# [Exercise directions]
Write out the material below again, substituting "received-message-bubble" for every "incoming-message-bubble" and leaving everything else unchanged. Omit the pictures.

# [Rows from a layout dataset]
++++++++++
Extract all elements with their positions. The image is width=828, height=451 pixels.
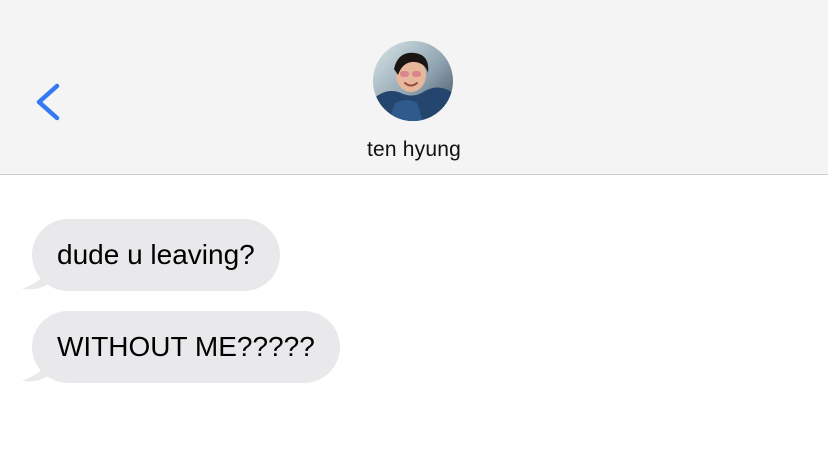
incoming-message-bubble[interactable]: dude u leaving? (22, 219, 280, 291)
incoming-message-bubble[interactable]: WITHOUT ME????? (22, 311, 340, 383)
bubble-tail (22, 269, 50, 290)
message-text: dude u leaving? (57, 239, 255, 270)
message-thread: dude u leaving? WITHOUT ME????? (0, 175, 828, 451)
message-text: WITHOUT ME????? (57, 331, 315, 362)
contact-avatar-photo (373, 41, 453, 121)
chevron-left-icon (36, 83, 60, 121)
conversation-header: ten hyung (0, 0, 828, 175)
back-button[interactable] (26, 78, 70, 126)
contact-name[interactable]: ten hyung (0, 138, 828, 162)
bubble-tail (22, 361, 50, 382)
avatar[interactable] (373, 41, 453, 121)
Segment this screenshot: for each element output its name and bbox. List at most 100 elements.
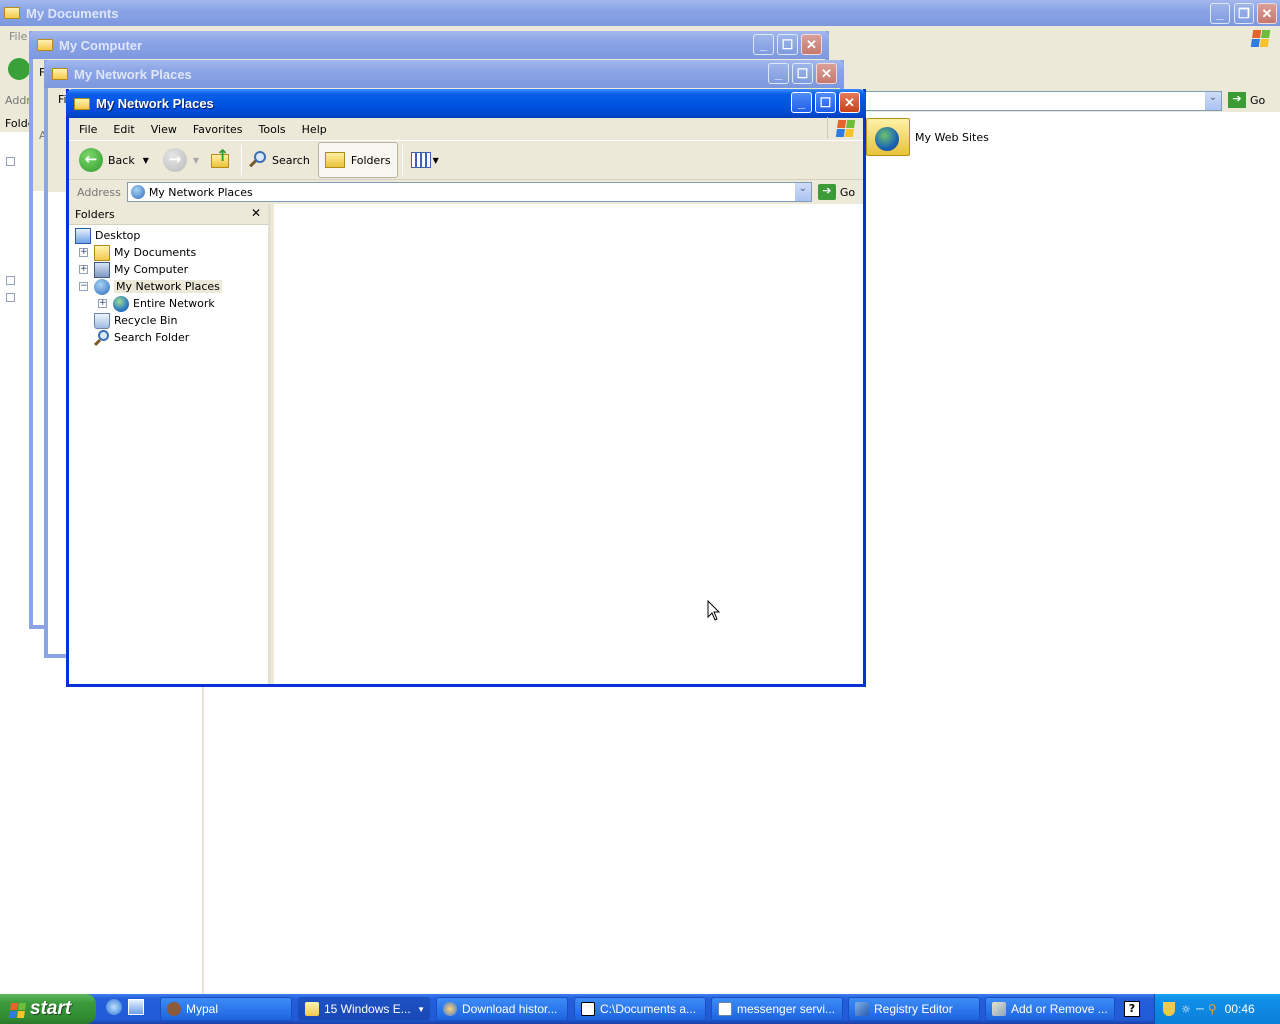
menu-file[interactable]: File <box>71 123 105 136</box>
mouse-cursor-icon <box>707 599 721 625</box>
help-icon[interactable]: ? <box>1124 1001 1140 1017</box>
content-pane[interactable] <box>274 204 863 684</box>
close-pane-icon[interactable]: ✕ <box>251 206 261 220</box>
close-button[interactable]: ✕ <box>801 34 822 55</box>
toolbar-separator <box>401 145 403 175</box>
search-icon <box>248 150 268 170</box>
task-label: C:\Documents a... <box>600 1002 697 1016</box>
task-label: messenger servi... <box>737 1002 836 1016</box>
network-places-back-titlebar[interactable]: My Network Places _ ☐ ✕ <box>44 60 844 88</box>
expand-icon[interactable]: + <box>98 299 107 308</box>
chevron-down-icon[interactable]: ⌄ <box>1205 92 1221 110</box>
tree-expander[interactable] <box>6 157 15 166</box>
tree-item-entire-network[interactable]: + Entire Network <box>98 295 215 312</box>
menu-bar: File Edit View Favorites Tools Help <box>71 120 335 138</box>
go-button[interactable]: ➔ Go <box>817 184 855 200</box>
taskbar-item-7zip[interactable]: C:\Documents a... <box>574 997 706 1021</box>
internet-explorer-icon[interactable] <box>106 999 122 1015</box>
menu-view[interactable]: View <box>143 123 185 136</box>
tree-label: My Computer <box>114 263 189 276</box>
views-icon <box>410 152 431 168</box>
registry-icon <box>855 1002 869 1016</box>
tree-item-my-documents[interactable]: + My Documents <box>79 244 196 261</box>
close-button[interactable]: ✕ <box>839 92 860 113</box>
quick-launch <box>106 999 144 1015</box>
group-dropdown-icon[interactable]: ▼ <box>417 1005 425 1014</box>
minimize-button[interactable]: _ <box>753 34 774 55</box>
search-button[interactable]: Search <box>248 150 310 170</box>
address-field[interactable]: ⌄ <box>860 91 1222 111</box>
back-arrow-icon: ← <box>79 148 103 172</box>
views-button[interactable]: ▼ <box>410 152 439 168</box>
collapse-icon[interactable]: − <box>79 282 88 291</box>
taskbar-item-messenger-service[interactable]: messenger servi... <box>711 997 843 1021</box>
taskbar-item-mypal[interactable]: Mypal <box>160 997 292 1021</box>
network-places-window[interactable]: My Network Places _ ☐ ✕ File Edit View F… <box>66 89 866 687</box>
tree-item-my-network-places[interactable]: − My Network Places <box>79 278 222 295</box>
browser-icon <box>443 1002 457 1016</box>
close-button[interactable]: ✕ <box>1257 3 1277 24</box>
back-dropdown-icon[interactable]: ▼ <box>143 156 149 165</box>
network-tray-icon[interactable]: ☼ <box>1181 1003 1191 1016</box>
tree-label: My Documents <box>114 246 197 259</box>
minimize-button[interactable]: _ <box>1210 3 1230 24</box>
maximize-button[interactable]: ☐ <box>815 92 836 113</box>
menu-help[interactable]: Help <box>294 123 335 136</box>
task-label: Download histor... <box>462 1002 558 1016</box>
my-web-sites-item[interactable]: My Web Sites <box>866 118 989 156</box>
menu-edit[interactable]: Edit <box>105 123 142 136</box>
taskbar-item-windows-explorer[interactable]: 15 Windows E... ▼ <box>298 997 430 1021</box>
maximize-button[interactable]: ☐ <box>777 34 798 55</box>
volume-tray-icon[interactable]: ⎓ <box>1196 1004 1204 1015</box>
my-documents-titlebar[interactable]: My Documents _ ❐ ✕ <box>0 0 1280 26</box>
recycle-bin-icon <box>94 312 110 329</box>
globe-icon <box>113 295 129 312</box>
go-button[interactable]: ➔ Go <box>1228 92 1265 108</box>
address-field[interactable]: My Network Places ⌄ <box>126 182 812 202</box>
folders-icon <box>324 152 345 168</box>
back-button[interactable]: ← Back ▼ <box>79 148 149 172</box>
tree-expander[interactable] <box>6 276 15 285</box>
desktop-icon <box>75 227 91 244</box>
menu-file[interactable]: File <box>9 30 27 43</box>
restore-button[interactable]: ❐ <box>1234 3 1254 24</box>
my-computer-titlebar[interactable]: My Computer _ ☐ ✕ <box>29 31 829 59</box>
minimize-button[interactable]: _ <box>791 92 812 113</box>
chevron-down-icon[interactable]: ⌄ <box>794 183 811 201</box>
task-label: 15 Windows E... <box>324 1002 411 1016</box>
search-tray-icon[interactable]: ⚲ <box>1208 1002 1217 1016</box>
maximize-button[interactable]: ☐ <box>792 63 813 84</box>
forward-arrow-icon: → <box>162 148 187 172</box>
expand-icon[interactable]: + <box>79 248 88 257</box>
close-button[interactable]: ✕ <box>816 63 837 84</box>
network-places-titlebar[interactable]: My Network Places _ ☐ ✕ <box>66 89 866 118</box>
forward-dropdown-icon[interactable]: ▼ <box>193 156 199 165</box>
security-shield-icon[interactable] <box>1163 1002 1175 1016</box>
clock[interactable]: 00:46 <box>1225 1002 1255 1016</box>
back-icon[interactable] <box>8 58 30 80</box>
windows-logo-icon <box>827 117 863 139</box>
tree-item-search-folder[interactable]: Search Folder <box>93 329 189 346</box>
menu-favorites[interactable]: Favorites <box>185 123 251 136</box>
taskbar-item-download-history[interactable]: Download histor... <box>436 997 568 1021</box>
up-folder-button[interactable]: ↑ <box>209 146 233 172</box>
network-places-icon <box>94 278 110 295</box>
tree-item-desktop[interactable]: Desktop <box>75 227 140 244</box>
minimize-button[interactable]: _ <box>768 63 789 84</box>
tree-expander[interactable] <box>6 293 15 302</box>
forward-button[interactable]: → ▼ <box>162 148 199 172</box>
search-folder-icon <box>93 329 110 346</box>
window-title: My Network Places <box>74 66 192 82</box>
folders-button[interactable]: Folders <box>317 142 398 178</box>
expand-icon[interactable]: + <box>79 265 88 274</box>
start-button[interactable]: start <box>0 994 96 1024</box>
address-label: Address <box>77 185 121 199</box>
tree-item-my-computer[interactable]: + My Computer <box>79 261 188 278</box>
tree-item-recycle-bin[interactable]: Recycle Bin <box>94 312 177 329</box>
show-desktop-icon[interactable] <box>128 999 144 1015</box>
taskbar-item-add-remove[interactable]: Add or Remove ... <box>985 997 1115 1021</box>
menu-tools[interactable]: Tools <box>251 123 294 136</box>
window-title: My Documents <box>26 5 119 21</box>
taskbar-item-registry-editor[interactable]: Registry Editor <box>848 997 980 1021</box>
views-dropdown-icon: ▼ <box>432 155 439 165</box>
++++++++++
# [Answer for this exercise]
Extract all elements with their positions. The image is width=828, height=451 pixels.
received-message-bubble[interactable]: dude u leaving? (22, 219, 280, 291)
received-message-bubble[interactable]: WITHOUT ME????? (22, 311, 340, 383)
bubble-tail (22, 269, 50, 290)
message-text: dude u leaving? (57, 239, 255, 270)
message-thread: dude u leaving? WITHOUT ME????? (0, 175, 828, 451)
message-text: WITHOUT ME????? (57, 331, 315, 362)
contact-avatar-photo (373, 41, 453, 121)
chevron-left-icon (36, 83, 60, 121)
conversation-header: ten hyung (0, 0, 828, 175)
back-button[interactable] (26, 78, 70, 126)
contact-name[interactable]: ten hyung (0, 138, 828, 162)
bubble-tail (22, 361, 50, 382)
avatar[interactable] (373, 41, 453, 121)
Segment this screenshot: for each element output its name and bbox. List at most 100 elements.
menu-file[interactable]: File <box>71 123 105 136</box>
mouse-cursor-icon <box>707 599 721 625</box>
help-icon[interactable]: ? <box>1124 1001 1140 1017</box>
content-pane[interactable] <box>274 204 863 684</box>
close-pane-icon[interactable]: ✕ <box>251 206 261 220</box>
close-button[interactable]: ✕ <box>801 34 822 55</box>
toolbar-separator <box>401 145 403 175</box>
search-icon <box>248 150 268 170</box>
task-label: C:\Documents a... <box>600 1002 697 1016</box>
task-label: messenger servi... <box>737 1002 836 1016</box>
network-places-back-titlebar[interactable]: My Network Places _ ☐ ✕ <box>44 60 844 88</box>
expand-icon[interactable]: + <box>98 299 107 308</box>
chevron-down-icon[interactable]: ⌄ <box>1205 92 1221 110</box>
tree-expander[interactable] <box>6 157 15 166</box>
tree-item-entire-network[interactable]: + Entire Network <box>98 295 215 312</box>
menu-bar: File Edit View Favorites Tools Help <box>71 120 335 138</box>
go-button[interactable]: ➔ Go <box>817 184 855 200</box>
taskbar-item-7zip[interactable]: C:\Documents a... <box>574 997 706 1021</box>
internet-explorer-icon[interactable] <box>106 999 122 1015</box>
menu-view[interactable]: View <box>143 123 185 136</box>
tree-label: My Computer <box>114 263 189 276</box>
views-icon <box>410 152 431 168</box>
registry-icon <box>855 1002 869 1016</box>
tree-item-my-documents[interactable]: + My Documents <box>79 244 196 261</box>
close-button[interactable]: ✕ <box>839 92 860 113</box>
quick-launch <box>106 999 144 1015</box>
group-dropdown-icon[interactable]: ▼ <box>417 1005 425 1014</box>
minimize-button[interactable]: _ <box>753 34 774 55</box>
search-button[interactable]: Search <box>248 150 310 170</box>
address-field[interactable]: ⌄ <box>860 91 1222 111</box>
back-arrow-icon: ← <box>79 148 103 172</box>
views-button[interactable]: ▼ <box>410 152 439 168</box>
collapse-icon[interactable]: − <box>79 282 88 291</box>
taskbar-item-messenger-service[interactable]: messenger servi... <box>711 997 843 1021</box>
taskbar-item-mypal[interactable]: Mypal <box>160 997 292 1021</box>
network-places-window[interactable]: My Network Places _ ☐ ✕ File Edit View F… <box>66 89 866 687</box>
tree-item-my-network-places[interactable]: − My Network Places <box>79 278 222 295</box>
browser-icon <box>443 1002 457 1016</box>
close-button[interactable]: ✕ <box>1257 3 1277 24</box>
back-dropdown-icon[interactable]: ▼ <box>143 156 149 165</box>
network-tray-icon[interactable]: ☼ <box>1181 1003 1191 1016</box>
tree-label: My Documents <box>114 246 197 259</box>
minimize-button[interactable]: _ <box>1210 3 1230 24</box>
maximize-button[interactable]: ☐ <box>815 92 836 113</box>
menu-help[interactable]: Help <box>294 123 335 136</box>
task-label: Download histor... <box>462 1002 558 1016</box>
my-web-sites-item[interactable]: My Web Sites <box>866 118 989 156</box>
menu-edit[interactable]: Edit <box>105 123 142 136</box>
taskbar-item-windows-explorer[interactable]: 15 Windows E... ▼ <box>298 997 430 1021</box>
maximize-button[interactable]: ☐ <box>777 34 798 55</box>
volume-tray-icon[interactable]: ⎓ <box>1196 1004 1204 1015</box>
my-documents-titlebar[interactable]: My Documents _ ❐ ✕ <box>0 0 1280 26</box>
recycle-bin-icon <box>94 312 110 329</box>
globe-icon <box>113 295 129 312</box>
go-button[interactable]: ➔ Go <box>1228 92 1265 108</box>
address-field[interactable]: My Network Places ⌄ <box>126 182 812 202</box>
folders-icon <box>324 152 345 168</box>
back-button[interactable]: ← Back ▼ <box>79 148 149 172</box>
tree-expander[interactable] <box>6 276 15 285</box>
desktop-icon <box>75 227 91 244</box>
menu-file[interactable]: File <box>9 30 27 43</box>
restore-button[interactable]: ❐ <box>1234 3 1254 24</box>
my-computer-titlebar[interactable]: My Computer _ ☐ ✕ <box>29 31 829 59</box>
minimize-button[interactable]: _ <box>791 92 812 113</box>
chevron-down-icon[interactable]: ⌄ <box>794 183 811 201</box>
task-label: 15 Windows E... <box>324 1002 411 1016</box>
search-tray-icon[interactable]: ⚲ <box>1208 1002 1217 1016</box>
maximize-button[interactable]: ☐ <box>792 63 813 84</box>
forward-arrow-icon: → <box>162 148 187 172</box>
expand-icon[interactable]: + <box>79 248 88 257</box>
close-button[interactable]: ✕ <box>816 63 837 84</box>
network-places-titlebar[interactable]: My Network Places _ ☐ ✕ <box>66 89 866 118</box>
forward-dropdown-icon[interactable]: ▼ <box>193 156 199 165</box>
security-shield-icon[interactable] <box>1163 1002 1175 1016</box>
clock[interactable]: 00:46 <box>1225 1002 1255 1016</box>
back-icon[interactable] <box>8 58 30 80</box>
windows-logo-icon <box>827 117 863 139</box>
tree-item-search-folder[interactable]: Search Folder <box>93 329 189 346</box>
menu-favorites[interactable]: Favorites <box>185 123 251 136</box>
taskbar-item-download-history[interactable]: Download histor... <box>436 997 568 1021</box>
up-folder-button[interactable]: ↑ <box>209 146 233 172</box>
network-places-icon <box>94 278 110 295</box>
tree-item-desktop[interactable]: Desktop <box>75 227 140 244</box>
minimize-button[interactable]: _ <box>768 63 789 84</box>
tree-expander[interactable] <box>6 293 15 302</box>
forward-button[interactable]: → ▼ <box>162 148 199 172</box>
search-folder-icon <box>93 329 110 346</box>
window-title: My Network Places <box>74 66 192 82</box>
folders-button[interactable]: Folders <box>317 142 398 178</box>
expand-icon[interactable]: + <box>79 265 88 274</box>
start-button[interactable]: start <box>0 994 96 1024</box>
address-label: Address <box>77 185 121 199</box>
tree-item-my-computer[interactable]: + My Computer <box>79 261 188 278</box>
tree-item-recycle-bin[interactable]: Recycle Bin <box>94 312 177 329</box>
show-desktop-icon[interactable] <box>128 999 144 1015</box>
taskbar-item-add-remove[interactable]: Add or Remove ... <box>985 997 1115 1021</box>
menu-tools[interactable]: Tools <box>251 123 294 136</box>
window-title: My Documents <box>26 5 119 21</box>
taskbar-item-registry-editor[interactable]: Registry Editor <box>848 997 980 1021</box>
views-dropdown-icon: ▼ <box>432 155 439 165</box>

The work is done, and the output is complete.